> **What you need to do**
Show every line in the records below that contains the word "транспортные".

Extracted records
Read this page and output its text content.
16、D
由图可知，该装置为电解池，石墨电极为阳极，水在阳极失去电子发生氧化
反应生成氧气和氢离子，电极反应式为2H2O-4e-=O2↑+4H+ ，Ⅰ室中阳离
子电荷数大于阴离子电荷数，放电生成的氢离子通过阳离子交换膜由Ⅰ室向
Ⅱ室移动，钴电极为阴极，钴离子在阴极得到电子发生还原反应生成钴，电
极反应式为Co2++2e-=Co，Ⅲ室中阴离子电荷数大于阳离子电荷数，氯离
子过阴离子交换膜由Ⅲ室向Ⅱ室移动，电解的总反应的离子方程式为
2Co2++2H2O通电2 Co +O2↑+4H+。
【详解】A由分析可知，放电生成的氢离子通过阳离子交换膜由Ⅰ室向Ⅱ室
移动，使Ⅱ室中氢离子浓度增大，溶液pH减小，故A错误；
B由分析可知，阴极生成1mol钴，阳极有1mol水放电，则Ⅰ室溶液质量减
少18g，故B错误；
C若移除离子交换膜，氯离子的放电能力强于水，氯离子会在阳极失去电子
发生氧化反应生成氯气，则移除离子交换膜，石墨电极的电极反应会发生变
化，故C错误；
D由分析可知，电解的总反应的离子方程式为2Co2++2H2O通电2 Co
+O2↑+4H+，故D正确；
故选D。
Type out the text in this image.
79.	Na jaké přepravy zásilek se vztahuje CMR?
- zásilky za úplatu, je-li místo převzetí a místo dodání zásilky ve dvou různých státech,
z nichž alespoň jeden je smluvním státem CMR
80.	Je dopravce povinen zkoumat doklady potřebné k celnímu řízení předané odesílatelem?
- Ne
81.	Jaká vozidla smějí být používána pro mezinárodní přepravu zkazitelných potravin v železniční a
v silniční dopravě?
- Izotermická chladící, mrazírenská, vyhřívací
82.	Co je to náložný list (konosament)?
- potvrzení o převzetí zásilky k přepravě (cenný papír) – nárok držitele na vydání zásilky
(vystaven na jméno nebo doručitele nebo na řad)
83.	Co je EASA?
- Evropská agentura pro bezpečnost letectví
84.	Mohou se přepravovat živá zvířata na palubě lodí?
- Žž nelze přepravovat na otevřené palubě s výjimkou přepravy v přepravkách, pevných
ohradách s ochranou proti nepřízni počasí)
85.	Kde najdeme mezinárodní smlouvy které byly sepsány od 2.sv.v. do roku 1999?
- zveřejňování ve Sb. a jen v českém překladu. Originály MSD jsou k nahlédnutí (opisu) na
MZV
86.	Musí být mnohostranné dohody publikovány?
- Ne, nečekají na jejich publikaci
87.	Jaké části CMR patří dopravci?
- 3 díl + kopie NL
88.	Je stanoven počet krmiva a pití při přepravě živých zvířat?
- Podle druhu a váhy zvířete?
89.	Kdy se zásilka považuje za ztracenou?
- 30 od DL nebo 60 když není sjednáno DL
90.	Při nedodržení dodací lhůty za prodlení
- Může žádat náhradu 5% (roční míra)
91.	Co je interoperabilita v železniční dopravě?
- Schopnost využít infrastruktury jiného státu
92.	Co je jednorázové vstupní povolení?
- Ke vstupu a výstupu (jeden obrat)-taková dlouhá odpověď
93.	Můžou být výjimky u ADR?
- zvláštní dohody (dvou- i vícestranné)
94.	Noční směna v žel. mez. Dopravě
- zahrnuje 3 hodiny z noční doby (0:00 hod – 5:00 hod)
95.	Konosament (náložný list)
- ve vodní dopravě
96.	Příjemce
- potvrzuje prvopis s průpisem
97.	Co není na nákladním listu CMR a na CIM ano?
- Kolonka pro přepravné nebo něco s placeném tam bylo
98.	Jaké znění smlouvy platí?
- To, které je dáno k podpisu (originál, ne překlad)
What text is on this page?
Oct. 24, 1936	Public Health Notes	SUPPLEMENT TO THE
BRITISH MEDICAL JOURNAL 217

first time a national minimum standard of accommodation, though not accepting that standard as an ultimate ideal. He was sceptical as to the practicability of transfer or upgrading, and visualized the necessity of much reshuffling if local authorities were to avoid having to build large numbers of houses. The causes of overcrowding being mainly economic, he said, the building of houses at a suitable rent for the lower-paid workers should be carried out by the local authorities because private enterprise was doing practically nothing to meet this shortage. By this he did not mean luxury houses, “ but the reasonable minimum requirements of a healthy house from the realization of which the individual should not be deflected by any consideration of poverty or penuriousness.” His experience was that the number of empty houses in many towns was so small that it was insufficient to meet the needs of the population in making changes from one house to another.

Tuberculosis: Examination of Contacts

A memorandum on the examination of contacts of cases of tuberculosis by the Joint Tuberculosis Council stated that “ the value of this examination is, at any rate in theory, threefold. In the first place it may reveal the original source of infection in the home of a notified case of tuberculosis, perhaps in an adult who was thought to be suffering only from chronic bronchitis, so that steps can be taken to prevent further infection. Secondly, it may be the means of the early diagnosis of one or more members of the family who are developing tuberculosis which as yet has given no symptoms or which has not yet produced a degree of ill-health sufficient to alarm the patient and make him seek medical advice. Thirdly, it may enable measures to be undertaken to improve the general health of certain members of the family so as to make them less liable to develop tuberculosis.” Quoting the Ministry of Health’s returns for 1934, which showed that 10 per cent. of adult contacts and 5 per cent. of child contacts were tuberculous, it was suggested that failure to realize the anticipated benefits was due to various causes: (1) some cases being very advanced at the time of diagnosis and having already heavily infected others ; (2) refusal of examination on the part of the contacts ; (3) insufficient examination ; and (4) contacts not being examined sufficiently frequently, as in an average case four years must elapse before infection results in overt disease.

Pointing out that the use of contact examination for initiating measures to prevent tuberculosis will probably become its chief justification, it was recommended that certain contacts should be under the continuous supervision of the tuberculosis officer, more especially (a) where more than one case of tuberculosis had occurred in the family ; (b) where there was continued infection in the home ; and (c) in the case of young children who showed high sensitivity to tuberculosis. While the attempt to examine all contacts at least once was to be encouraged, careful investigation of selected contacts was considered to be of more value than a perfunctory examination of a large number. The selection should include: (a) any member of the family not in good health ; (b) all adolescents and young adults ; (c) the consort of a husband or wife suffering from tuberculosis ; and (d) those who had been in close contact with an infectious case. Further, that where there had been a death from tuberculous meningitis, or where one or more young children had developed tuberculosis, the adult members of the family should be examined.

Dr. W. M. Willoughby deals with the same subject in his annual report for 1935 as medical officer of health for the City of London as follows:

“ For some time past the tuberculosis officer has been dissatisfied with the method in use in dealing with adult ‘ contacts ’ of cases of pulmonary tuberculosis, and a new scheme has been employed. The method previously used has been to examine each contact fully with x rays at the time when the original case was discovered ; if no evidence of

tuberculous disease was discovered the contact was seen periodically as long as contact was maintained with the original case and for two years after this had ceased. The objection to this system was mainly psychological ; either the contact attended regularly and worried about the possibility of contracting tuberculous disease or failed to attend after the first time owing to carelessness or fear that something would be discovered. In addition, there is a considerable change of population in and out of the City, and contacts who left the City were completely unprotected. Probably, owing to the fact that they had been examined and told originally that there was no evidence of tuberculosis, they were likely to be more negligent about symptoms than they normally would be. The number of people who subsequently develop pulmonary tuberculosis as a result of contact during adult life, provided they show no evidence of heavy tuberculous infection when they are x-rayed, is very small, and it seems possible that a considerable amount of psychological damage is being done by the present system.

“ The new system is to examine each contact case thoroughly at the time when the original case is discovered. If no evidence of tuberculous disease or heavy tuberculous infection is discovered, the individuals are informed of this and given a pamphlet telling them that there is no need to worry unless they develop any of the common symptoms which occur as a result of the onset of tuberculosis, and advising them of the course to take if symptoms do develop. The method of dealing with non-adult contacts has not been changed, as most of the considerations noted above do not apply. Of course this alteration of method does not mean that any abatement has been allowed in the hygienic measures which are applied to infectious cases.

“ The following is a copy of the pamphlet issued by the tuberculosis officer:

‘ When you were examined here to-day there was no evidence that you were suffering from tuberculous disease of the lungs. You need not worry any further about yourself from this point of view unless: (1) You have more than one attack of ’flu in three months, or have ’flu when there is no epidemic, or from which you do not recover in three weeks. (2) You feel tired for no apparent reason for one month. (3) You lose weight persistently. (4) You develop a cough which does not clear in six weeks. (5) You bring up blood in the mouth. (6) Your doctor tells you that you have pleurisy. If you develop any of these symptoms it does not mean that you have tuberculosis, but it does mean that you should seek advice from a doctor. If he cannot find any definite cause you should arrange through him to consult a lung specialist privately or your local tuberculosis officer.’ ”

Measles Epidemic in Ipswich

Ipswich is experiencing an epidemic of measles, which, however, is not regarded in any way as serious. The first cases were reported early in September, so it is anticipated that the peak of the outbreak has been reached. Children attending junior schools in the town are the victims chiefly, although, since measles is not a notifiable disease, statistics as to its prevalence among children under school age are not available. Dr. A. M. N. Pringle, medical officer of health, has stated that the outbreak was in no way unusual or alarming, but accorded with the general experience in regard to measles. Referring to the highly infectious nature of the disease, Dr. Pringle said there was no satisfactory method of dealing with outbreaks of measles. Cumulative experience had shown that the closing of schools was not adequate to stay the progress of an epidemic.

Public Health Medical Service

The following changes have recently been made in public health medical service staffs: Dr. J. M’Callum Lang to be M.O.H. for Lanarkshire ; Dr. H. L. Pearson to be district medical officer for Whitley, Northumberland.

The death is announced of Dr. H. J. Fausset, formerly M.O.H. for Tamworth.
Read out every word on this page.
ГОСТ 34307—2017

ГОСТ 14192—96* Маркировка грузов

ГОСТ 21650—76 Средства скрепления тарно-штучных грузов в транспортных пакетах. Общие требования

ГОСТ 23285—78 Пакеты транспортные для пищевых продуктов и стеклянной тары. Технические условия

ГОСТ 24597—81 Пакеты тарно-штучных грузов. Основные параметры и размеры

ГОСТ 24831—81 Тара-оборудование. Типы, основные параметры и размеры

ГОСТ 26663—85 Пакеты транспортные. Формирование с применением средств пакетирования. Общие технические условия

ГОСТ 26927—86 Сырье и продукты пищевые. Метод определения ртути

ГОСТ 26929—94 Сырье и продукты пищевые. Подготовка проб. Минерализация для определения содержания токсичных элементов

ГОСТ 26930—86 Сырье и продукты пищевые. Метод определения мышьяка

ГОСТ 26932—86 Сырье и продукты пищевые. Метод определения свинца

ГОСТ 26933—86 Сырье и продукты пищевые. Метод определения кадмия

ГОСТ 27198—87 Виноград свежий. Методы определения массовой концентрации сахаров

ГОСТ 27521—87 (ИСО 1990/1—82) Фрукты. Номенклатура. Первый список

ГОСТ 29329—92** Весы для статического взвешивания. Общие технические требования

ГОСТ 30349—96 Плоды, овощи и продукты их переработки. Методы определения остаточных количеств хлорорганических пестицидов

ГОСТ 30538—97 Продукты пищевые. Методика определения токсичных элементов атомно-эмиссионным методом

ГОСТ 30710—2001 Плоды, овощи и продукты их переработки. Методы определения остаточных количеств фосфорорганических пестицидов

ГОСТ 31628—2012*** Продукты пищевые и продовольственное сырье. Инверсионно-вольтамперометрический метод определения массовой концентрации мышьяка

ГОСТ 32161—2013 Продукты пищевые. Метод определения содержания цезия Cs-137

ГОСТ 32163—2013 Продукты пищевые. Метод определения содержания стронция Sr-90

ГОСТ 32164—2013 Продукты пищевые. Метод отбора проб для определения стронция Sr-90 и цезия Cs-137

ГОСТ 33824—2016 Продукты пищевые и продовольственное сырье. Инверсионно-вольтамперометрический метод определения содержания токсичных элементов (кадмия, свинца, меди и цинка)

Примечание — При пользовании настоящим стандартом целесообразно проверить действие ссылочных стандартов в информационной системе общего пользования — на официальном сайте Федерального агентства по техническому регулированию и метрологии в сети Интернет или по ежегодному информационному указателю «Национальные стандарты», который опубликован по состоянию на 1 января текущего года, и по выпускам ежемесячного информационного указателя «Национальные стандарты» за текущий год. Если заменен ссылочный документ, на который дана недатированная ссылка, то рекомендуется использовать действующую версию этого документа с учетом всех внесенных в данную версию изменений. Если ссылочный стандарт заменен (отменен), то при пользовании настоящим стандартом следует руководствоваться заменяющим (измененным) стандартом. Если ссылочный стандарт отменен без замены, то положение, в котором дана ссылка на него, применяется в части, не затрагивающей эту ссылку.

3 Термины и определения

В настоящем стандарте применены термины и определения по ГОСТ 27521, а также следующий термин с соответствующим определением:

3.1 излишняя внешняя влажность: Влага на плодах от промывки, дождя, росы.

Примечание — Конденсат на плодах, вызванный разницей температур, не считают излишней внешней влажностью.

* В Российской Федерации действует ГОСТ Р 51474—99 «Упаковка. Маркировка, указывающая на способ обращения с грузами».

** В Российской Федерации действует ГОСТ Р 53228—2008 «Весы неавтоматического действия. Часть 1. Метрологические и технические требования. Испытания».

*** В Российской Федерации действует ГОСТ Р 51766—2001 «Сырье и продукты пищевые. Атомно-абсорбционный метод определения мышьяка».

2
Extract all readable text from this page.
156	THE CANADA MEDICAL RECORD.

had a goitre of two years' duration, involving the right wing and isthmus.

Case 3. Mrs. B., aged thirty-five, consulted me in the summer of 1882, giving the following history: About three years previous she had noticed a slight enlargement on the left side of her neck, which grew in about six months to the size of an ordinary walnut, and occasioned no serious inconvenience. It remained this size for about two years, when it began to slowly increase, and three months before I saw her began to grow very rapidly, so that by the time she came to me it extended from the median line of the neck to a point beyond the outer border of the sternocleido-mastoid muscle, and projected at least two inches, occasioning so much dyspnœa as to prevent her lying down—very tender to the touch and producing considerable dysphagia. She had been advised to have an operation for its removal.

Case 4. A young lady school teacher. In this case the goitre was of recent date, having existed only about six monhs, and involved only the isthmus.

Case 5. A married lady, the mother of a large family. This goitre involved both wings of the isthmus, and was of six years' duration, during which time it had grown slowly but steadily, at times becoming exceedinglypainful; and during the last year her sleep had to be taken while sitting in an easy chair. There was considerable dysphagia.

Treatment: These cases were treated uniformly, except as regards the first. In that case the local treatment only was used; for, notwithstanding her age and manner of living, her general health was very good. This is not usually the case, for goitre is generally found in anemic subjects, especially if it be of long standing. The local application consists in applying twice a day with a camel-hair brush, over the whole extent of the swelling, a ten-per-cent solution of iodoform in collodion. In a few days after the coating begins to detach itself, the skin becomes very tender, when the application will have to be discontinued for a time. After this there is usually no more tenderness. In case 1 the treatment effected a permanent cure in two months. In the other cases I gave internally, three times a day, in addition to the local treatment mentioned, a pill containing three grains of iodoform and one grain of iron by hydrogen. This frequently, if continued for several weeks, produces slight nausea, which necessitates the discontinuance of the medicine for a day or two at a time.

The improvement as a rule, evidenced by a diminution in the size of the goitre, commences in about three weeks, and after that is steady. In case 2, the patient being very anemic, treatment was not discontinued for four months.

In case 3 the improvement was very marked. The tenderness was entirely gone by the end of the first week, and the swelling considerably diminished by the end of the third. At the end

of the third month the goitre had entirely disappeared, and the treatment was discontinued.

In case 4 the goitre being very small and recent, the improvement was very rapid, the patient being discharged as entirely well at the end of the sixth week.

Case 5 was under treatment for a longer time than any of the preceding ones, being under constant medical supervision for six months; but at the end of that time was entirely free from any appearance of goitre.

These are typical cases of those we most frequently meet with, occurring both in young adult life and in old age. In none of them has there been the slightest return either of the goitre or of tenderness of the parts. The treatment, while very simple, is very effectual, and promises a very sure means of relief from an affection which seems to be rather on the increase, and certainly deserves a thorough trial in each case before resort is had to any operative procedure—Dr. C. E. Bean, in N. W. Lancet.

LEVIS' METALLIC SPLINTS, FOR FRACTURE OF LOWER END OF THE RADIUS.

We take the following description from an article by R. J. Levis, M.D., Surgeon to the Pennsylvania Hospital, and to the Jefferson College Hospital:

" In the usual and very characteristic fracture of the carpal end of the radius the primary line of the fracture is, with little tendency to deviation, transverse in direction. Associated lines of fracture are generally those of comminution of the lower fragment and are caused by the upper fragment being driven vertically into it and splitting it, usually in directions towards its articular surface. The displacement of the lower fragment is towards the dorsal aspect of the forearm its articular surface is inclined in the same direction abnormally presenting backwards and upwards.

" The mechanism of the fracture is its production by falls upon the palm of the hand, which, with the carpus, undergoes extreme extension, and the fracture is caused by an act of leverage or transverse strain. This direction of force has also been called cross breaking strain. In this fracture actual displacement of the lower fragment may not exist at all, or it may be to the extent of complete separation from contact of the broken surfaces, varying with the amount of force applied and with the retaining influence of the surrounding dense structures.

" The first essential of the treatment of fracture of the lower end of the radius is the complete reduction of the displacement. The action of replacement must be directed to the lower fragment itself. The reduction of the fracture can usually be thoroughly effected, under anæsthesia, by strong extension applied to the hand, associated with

> **Written response**
ГОСТ 23285—78 Пакеты транспортные для пищевых продуктов и стеклянной тары. Технические условия
ГОСТ 26663—85 Пакеты транспортные. Формирование с применением средств пакетирования. Общие технические условия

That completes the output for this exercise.